(Data excerpts)

start

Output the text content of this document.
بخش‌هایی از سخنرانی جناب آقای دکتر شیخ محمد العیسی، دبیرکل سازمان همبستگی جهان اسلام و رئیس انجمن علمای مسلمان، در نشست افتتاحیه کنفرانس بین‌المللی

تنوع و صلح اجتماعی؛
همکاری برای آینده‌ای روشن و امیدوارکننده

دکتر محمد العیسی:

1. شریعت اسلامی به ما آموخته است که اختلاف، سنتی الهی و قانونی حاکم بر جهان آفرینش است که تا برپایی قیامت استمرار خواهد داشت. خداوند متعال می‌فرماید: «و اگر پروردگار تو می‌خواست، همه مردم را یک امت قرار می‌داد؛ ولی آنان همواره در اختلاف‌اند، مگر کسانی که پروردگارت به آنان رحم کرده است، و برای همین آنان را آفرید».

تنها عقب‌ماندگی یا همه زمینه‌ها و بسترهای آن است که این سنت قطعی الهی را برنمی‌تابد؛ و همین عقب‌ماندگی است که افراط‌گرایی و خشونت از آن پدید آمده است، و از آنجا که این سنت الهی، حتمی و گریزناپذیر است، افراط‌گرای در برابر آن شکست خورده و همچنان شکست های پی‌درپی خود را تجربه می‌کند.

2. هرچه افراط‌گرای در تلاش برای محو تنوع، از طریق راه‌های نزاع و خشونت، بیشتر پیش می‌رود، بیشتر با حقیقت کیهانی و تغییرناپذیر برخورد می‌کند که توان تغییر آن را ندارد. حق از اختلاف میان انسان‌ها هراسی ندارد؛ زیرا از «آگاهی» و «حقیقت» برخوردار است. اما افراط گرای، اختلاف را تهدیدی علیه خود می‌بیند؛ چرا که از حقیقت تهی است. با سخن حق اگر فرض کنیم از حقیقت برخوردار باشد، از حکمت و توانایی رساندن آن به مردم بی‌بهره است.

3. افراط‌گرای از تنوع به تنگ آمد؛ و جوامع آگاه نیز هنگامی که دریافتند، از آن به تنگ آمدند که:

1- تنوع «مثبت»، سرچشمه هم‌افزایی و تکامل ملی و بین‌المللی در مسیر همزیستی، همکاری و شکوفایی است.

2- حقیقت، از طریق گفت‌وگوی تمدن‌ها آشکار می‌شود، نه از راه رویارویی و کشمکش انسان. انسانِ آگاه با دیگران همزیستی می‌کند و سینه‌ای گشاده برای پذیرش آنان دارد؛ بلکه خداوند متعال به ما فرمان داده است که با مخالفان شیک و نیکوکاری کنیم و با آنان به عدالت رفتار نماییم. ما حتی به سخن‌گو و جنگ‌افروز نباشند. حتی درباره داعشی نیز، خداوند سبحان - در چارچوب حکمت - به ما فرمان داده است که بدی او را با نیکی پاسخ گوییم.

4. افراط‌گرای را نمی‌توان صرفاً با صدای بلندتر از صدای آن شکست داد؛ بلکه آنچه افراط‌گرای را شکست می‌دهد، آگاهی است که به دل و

end

▶ **Your instructions**: Write out every record shown above, word for word.

▶ **Reply to the task**:
Output the text content of this document.
بخش‌هایی از سخنرانی جناب آقای دکتر شیخ محمد العیسی، دبیرکل سازمان همبستگی جهان اسلام و رئیس انجمن علمای مسلمان، در نشست افتتاحیه کنفرانس بین‌المللی

تنوع و صلح اجتماعی؛
همکاری برای آینده‌ای روشن و امیدوارکننده

دکتر محمد العیسی:

1. شریعت اسلامی به ما آموخته است که اختلاف، سنتی الهی و قانونی حاکم بر جهان آفرینش است که تا برپایی قیامت استمرار خواهد داشت. خداوند متعال می‌فرماید: «و اگر پروردگار تو می‌خواست، همه مردم را یک امت قرار می‌داد؛ ولی آنان همواره در اختلاف‌اند، مگر کسانی که پروردگارت به آنان رحم کرده است، و برای همین آنان را آفرید».

تنها عقب‌ماندگی یا همه زمینه‌ها و بسترهای آن است که این سنت قطعی الهی را برنمی‌تابد؛ و همین عقب‌ماندگی است که افراط‌گرایی و خشونت از آن پدید آمده است، و از آنجا که این سنت الهی، حتمی و گریزناپذیر است، افراط‌گرای در برابر آن شکست خورده و همچنان شکست های پی‌درپی خود را تجربه می‌کند.

2. هرچه افراط‌گرای در تلاش برای محو تنوع، از طریق راه‌های نزاع و خشونت، بیشتر پیش می‌رود، بیشتر با حقیقت کیهانی و تغییرناپذیر برخورد می‌کند که توان تغییر آن را ندارد. حق از اختلاف میان انسان‌ها هراسی ندارد؛ زیرا از «آگاهی» و «حقیقت» برخوردار است. اما افراط گرای، اختلاف را تهدیدی علیه خود می‌بیند؛ چرا که از حقیقت تهی است. با سخن حق اگر فرض کنیم از حقیقت برخوردار باشد، از حکمت و توانایی رساندن آن به مردم بی‌بهره است.

3. افراط‌گرای از تنوع به تنگ آمد؛ و جوامع آگاه نیز هنگامی که دریافتند، از آن به تنگ آمدند که:

1- تنوع «مثبت»، سرچشمه هم‌افزایی و تکامل ملی و بین‌المللی در مسیر همزیستی، همکاری و شکوفایی است.

2- حقیقت، از طریق گفت‌وگوی تمدن‌ها آشکار می‌شود، نه از راه رویارویی و کشمکش انسان. انسانِ آگاه با دیگران همزیستی می‌کند و سینه‌ای گشاده برای پذیرش آنان دارد؛ بلکه خداوند متعال به ما فرمان داده است که با مخالفان شیک و نیکوکاری کنیم و با آنان به عدالت رفتار نماییم. ما حتی به سخن‌گو و جنگ‌افروز نباشند. حتی درباره داعشی نیز، خداوند سبحان - در چارچوب حکمت - به ما فرمان داده است که بدی او را با نیکی پاسخ گوییم.

4. افراط‌گرای را نمی‌توان صرفاً با صدای بلندتر از صدای آن شکست داد؛ بلکه آنچه افراط‌گرای را شکست می‌دهد، آگاهی است که به دل و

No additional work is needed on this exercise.